• _Supplied information_
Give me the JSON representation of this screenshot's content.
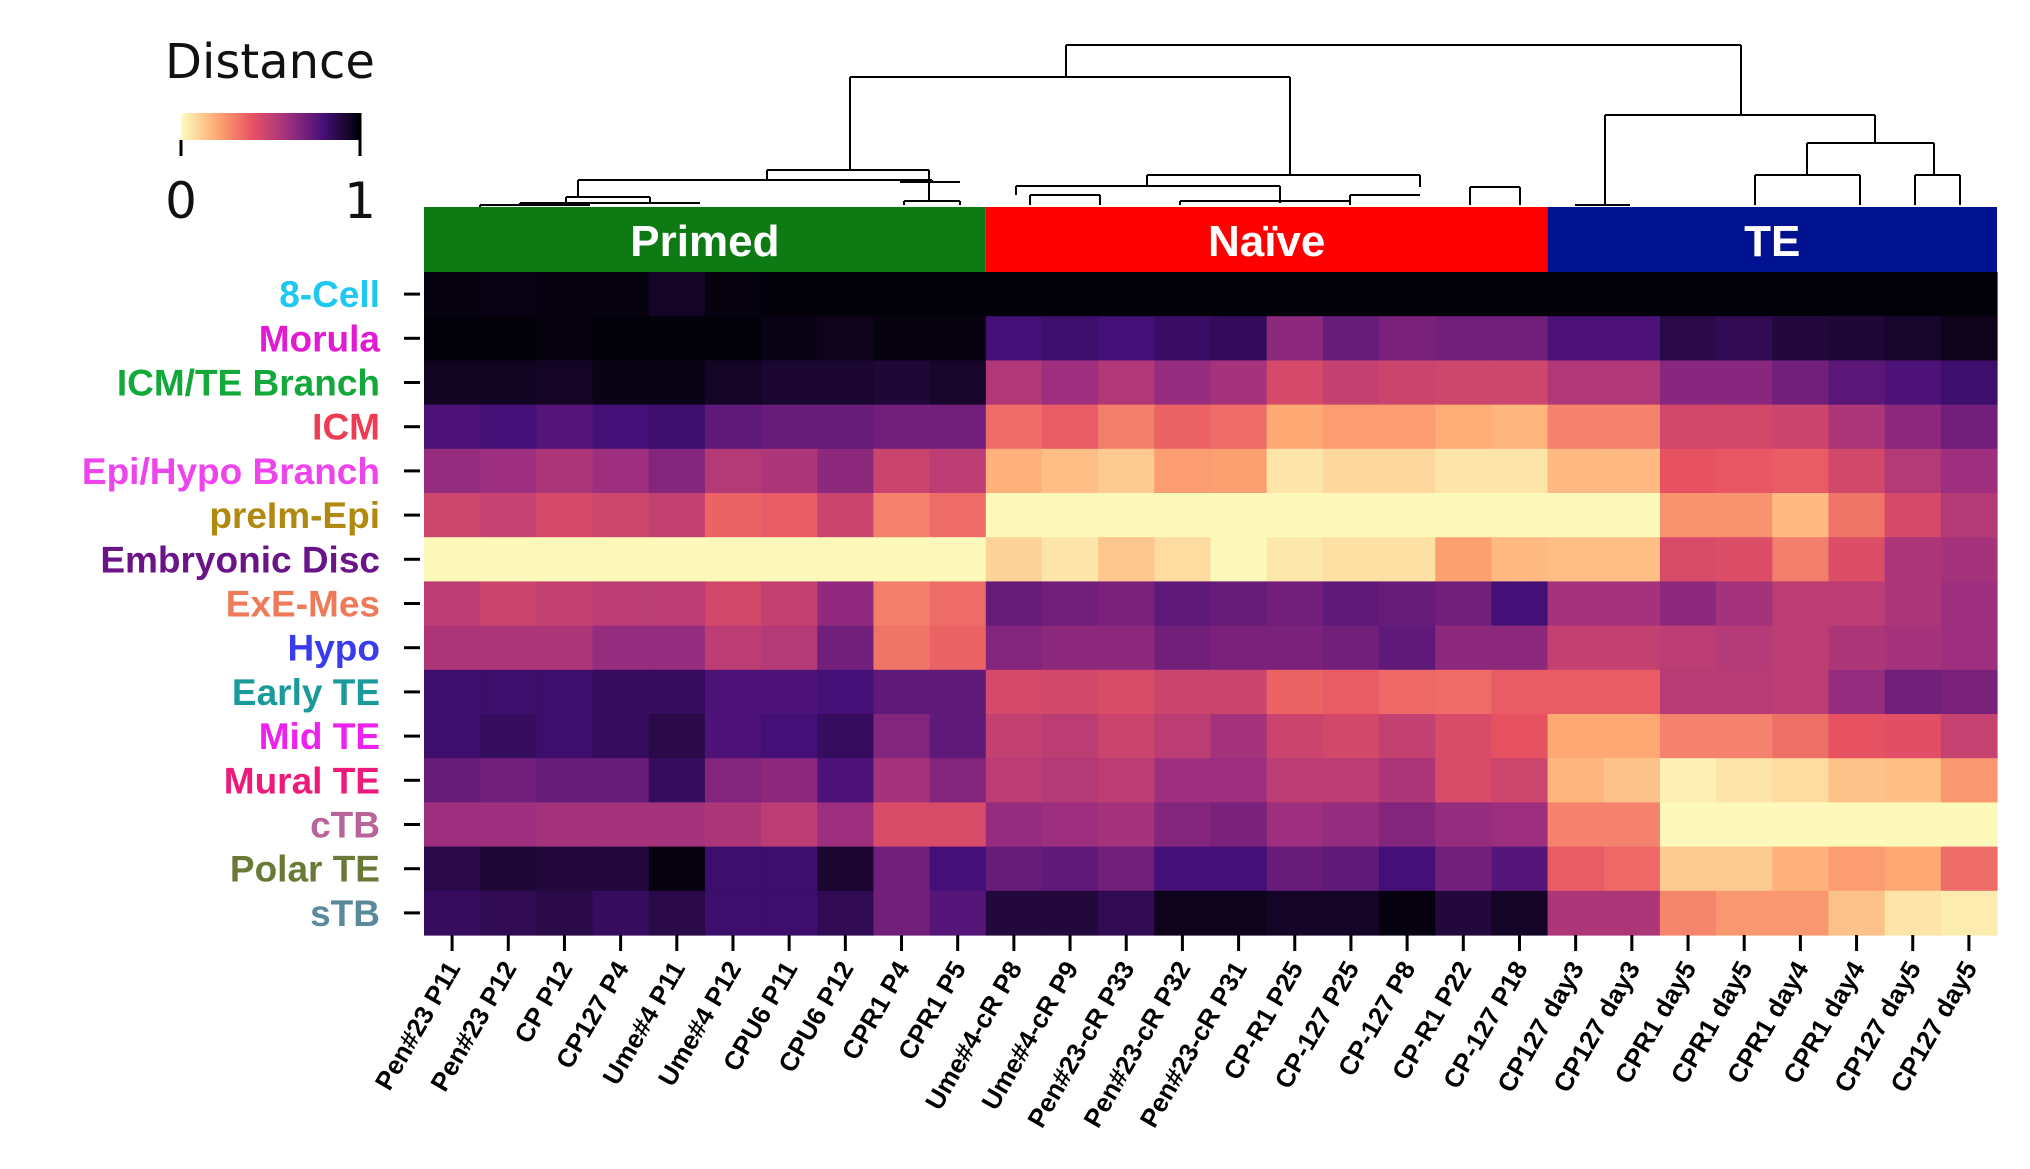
{
  "chart_data": {
    "type": "heatmap",
    "colorbar": {
      "title": "Distance",
      "min_label": "0",
      "max_label": "1",
      "range": [
        0,
        1
      ],
      "colormap": "magma_r"
    },
    "groups": [
      {
        "label": "Primed",
        "color": "#0e7a14",
        "columns": [
          0,
          9
        ]
      },
      {
        "label": "Naïve",
        "color": "#ff0000",
        "columns": [
          10,
          19
        ]
      },
      {
        "label": "TE",
        "color": "#00128f",
        "columns": [
          20,
          27
        ]
      }
    ],
    "columns": [
      "Pen#23 P11",
      "Pen#23 P12",
      "CP P12",
      "CP127 P4",
      "Ume#4 P11",
      "Ume#4 P12",
      "CPU6 P11",
      "CPU6 P12",
      "CPR1 P4",
      "CPR1 P5",
      "Ume#4-cR P8",
      "Ume#4-cR P9",
      "Pen#23-cR P33",
      "Pen#23-cR P32",
      "Pen#23-cR P31",
      "CP-R1 P25",
      "CP-127 P25",
      "CP-127 P8",
      "CP-R1 P22",
      "CP-127 P18",
      "CP127 day3",
      "CP127 day3",
      "CPR1 day5",
      "CPR1 day5",
      "CPR1 day4",
      "CPR1 day4",
      "CP127 day5",
      "CP127 day5"
    ],
    "rows": [
      {
        "label": "8-Cell",
        "color": "#1ec8f0"
      },
      {
        "label": "Morula",
        "color": "#e21bd2"
      },
      {
        "label": "ICM/TE Branch",
        "color": "#12a83a"
      },
      {
        "label": "ICM",
        "color": "#ef3c55"
      },
      {
        "label": "Epi/Hypo Branch",
        "color": "#ee44ee"
      },
      {
        "label": "preIm-Epi",
        "color": "#b08a10"
      },
      {
        "label": "Embryonic Disc",
        "color": "#6a1488"
      },
      {
        "label": "ExE-Mes",
        "color": "#ef7a5a"
      },
      {
        "label": "Hypo",
        "color": "#3a3aee"
      },
      {
        "label": "Early TE",
        "color": "#1a9a9a"
      },
      {
        "label": "Mid TE",
        "color": "#ee22ee"
      },
      {
        "label": "Mural TE",
        "color": "#ee1a7a"
      },
      {
        "label": "cTB",
        "color": "#b8649a"
      },
      {
        "label": "Polar TE",
        "color": "#6a7a36"
      },
      {
        "label": "sTB",
        "color": "#5a8a9a"
      }
    ],
    "values": [
      [
        0.98,
        0.97,
        0.98,
        0.98,
        0.94,
        0.98,
        0.99,
        0.99,
        0.99,
        0.99,
        0.99,
        0.99,
        0.99,
        0.99,
        0.99,
        0.99,
        0.99,
        0.99,
        0.99,
        0.99,
        0.99,
        0.99,
        0.99,
        0.99,
        0.99,
        0.99,
        0.99,
        0.99
      ],
      [
        0.99,
        0.99,
        0.98,
        0.99,
        0.99,
        0.99,
        0.97,
        0.96,
        0.98,
        0.98,
        0.8,
        0.82,
        0.8,
        0.83,
        0.85,
        0.64,
        0.72,
        0.68,
        0.7,
        0.7,
        0.78,
        0.78,
        0.88,
        0.86,
        0.9,
        0.91,
        0.93,
        0.96
      ],
      [
        0.95,
        0.95,
        0.94,
        0.97,
        0.97,
        0.94,
        0.92,
        0.92,
        0.91,
        0.93,
        0.55,
        0.6,
        0.55,
        0.62,
        0.58,
        0.45,
        0.5,
        0.48,
        0.47,
        0.47,
        0.55,
        0.55,
        0.65,
        0.65,
        0.7,
        0.75,
        0.78,
        0.82
      ],
      [
        0.78,
        0.8,
        0.76,
        0.8,
        0.82,
        0.74,
        0.72,
        0.72,
        0.7,
        0.7,
        0.34,
        0.38,
        0.3,
        0.36,
        0.34,
        0.2,
        0.23,
        0.23,
        0.19,
        0.17,
        0.29,
        0.29,
        0.46,
        0.46,
        0.48,
        0.56,
        0.64,
        0.7
      ],
      [
        0.62,
        0.6,
        0.56,
        0.6,
        0.66,
        0.54,
        0.56,
        0.64,
        0.48,
        0.52,
        0.18,
        0.15,
        0.12,
        0.23,
        0.22,
        0.06,
        0.09,
        0.09,
        0.06,
        0.06,
        0.16,
        0.16,
        0.4,
        0.39,
        0.38,
        0.46,
        0.54,
        0.6
      ],
      [
        0.47,
        0.49,
        0.45,
        0.47,
        0.5,
        0.36,
        0.38,
        0.48,
        0.29,
        0.34,
        0.01,
        0.01,
        0.01,
        0.01,
        0.01,
        0.01,
        0.01,
        0.01,
        0.01,
        0.01,
        0.01,
        0.01,
        0.25,
        0.25,
        0.16,
        0.32,
        0.45,
        0.54
      ],
      [
        0.01,
        0.01,
        0.01,
        0.01,
        0.01,
        0.01,
        0.01,
        0.01,
        0.01,
        0.01,
        0.1,
        0.06,
        0.13,
        0.08,
        0.01,
        0.05,
        0.07,
        0.07,
        0.22,
        0.16,
        0.15,
        0.15,
        0.44,
        0.43,
        0.3,
        0.43,
        0.56,
        0.58
      ],
      [
        0.52,
        0.48,
        0.5,
        0.52,
        0.52,
        0.46,
        0.5,
        0.63,
        0.3,
        0.34,
        0.72,
        0.7,
        0.68,
        0.74,
        0.72,
        0.7,
        0.74,
        0.72,
        0.7,
        0.8,
        0.58,
        0.58,
        0.64,
        0.58,
        0.52,
        0.52,
        0.56,
        0.6
      ],
      [
        0.56,
        0.56,
        0.56,
        0.62,
        0.62,
        0.52,
        0.54,
        0.7,
        0.32,
        0.36,
        0.66,
        0.64,
        0.64,
        0.7,
        0.68,
        0.68,
        0.7,
        0.74,
        0.64,
        0.64,
        0.5,
        0.5,
        0.52,
        0.54,
        0.52,
        0.56,
        0.58,
        0.6
      ],
      [
        0.82,
        0.82,
        0.82,
        0.84,
        0.84,
        0.78,
        0.78,
        0.8,
        0.74,
        0.74,
        0.45,
        0.46,
        0.44,
        0.48,
        0.48,
        0.36,
        0.38,
        0.35,
        0.34,
        0.38,
        0.38,
        0.38,
        0.53,
        0.53,
        0.52,
        0.62,
        0.7,
        0.68
      ],
      [
        0.82,
        0.84,
        0.82,
        0.84,
        0.88,
        0.78,
        0.8,
        0.84,
        0.66,
        0.74,
        0.5,
        0.52,
        0.48,
        0.52,
        0.58,
        0.48,
        0.46,
        0.5,
        0.44,
        0.4,
        0.2,
        0.2,
        0.29,
        0.29,
        0.33,
        0.4,
        0.42,
        0.49
      ],
      [
        0.72,
        0.7,
        0.72,
        0.72,
        0.84,
        0.66,
        0.64,
        0.78,
        0.58,
        0.66,
        0.52,
        0.54,
        0.52,
        0.6,
        0.6,
        0.52,
        0.52,
        0.56,
        0.44,
        0.47,
        0.17,
        0.14,
        0.03,
        0.06,
        0.08,
        0.14,
        0.15,
        0.24
      ],
      [
        0.6,
        0.6,
        0.58,
        0.58,
        0.58,
        0.56,
        0.52,
        0.6,
        0.44,
        0.44,
        0.62,
        0.6,
        0.58,
        0.66,
        0.68,
        0.6,
        0.62,
        0.66,
        0.62,
        0.6,
        0.29,
        0.29,
        0.01,
        0.01,
        0.01,
        0.01,
        0.01,
        0.01
      ],
      [
        0.88,
        0.91,
        0.9,
        0.9,
        0.98,
        0.82,
        0.82,
        0.92,
        0.7,
        0.8,
        0.72,
        0.74,
        0.7,
        0.8,
        0.8,
        0.72,
        0.74,
        0.8,
        0.7,
        0.76,
        0.38,
        0.35,
        0.12,
        0.12,
        0.18,
        0.23,
        0.2,
        0.34
      ],
      [
        0.84,
        0.86,
        0.88,
        0.84,
        0.88,
        0.82,
        0.82,
        0.86,
        0.7,
        0.76,
        0.9,
        0.9,
        0.86,
        0.96,
        0.96,
        0.94,
        0.94,
        0.98,
        0.9,
        0.94,
        0.56,
        0.56,
        0.28,
        0.24,
        0.24,
        0.14,
        0.06,
        0.04
      ]
    ]
  }
}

• _Required task_
Report how many lines in these entries contain "Branch". Answer with the number only.

• _Output of the task_
2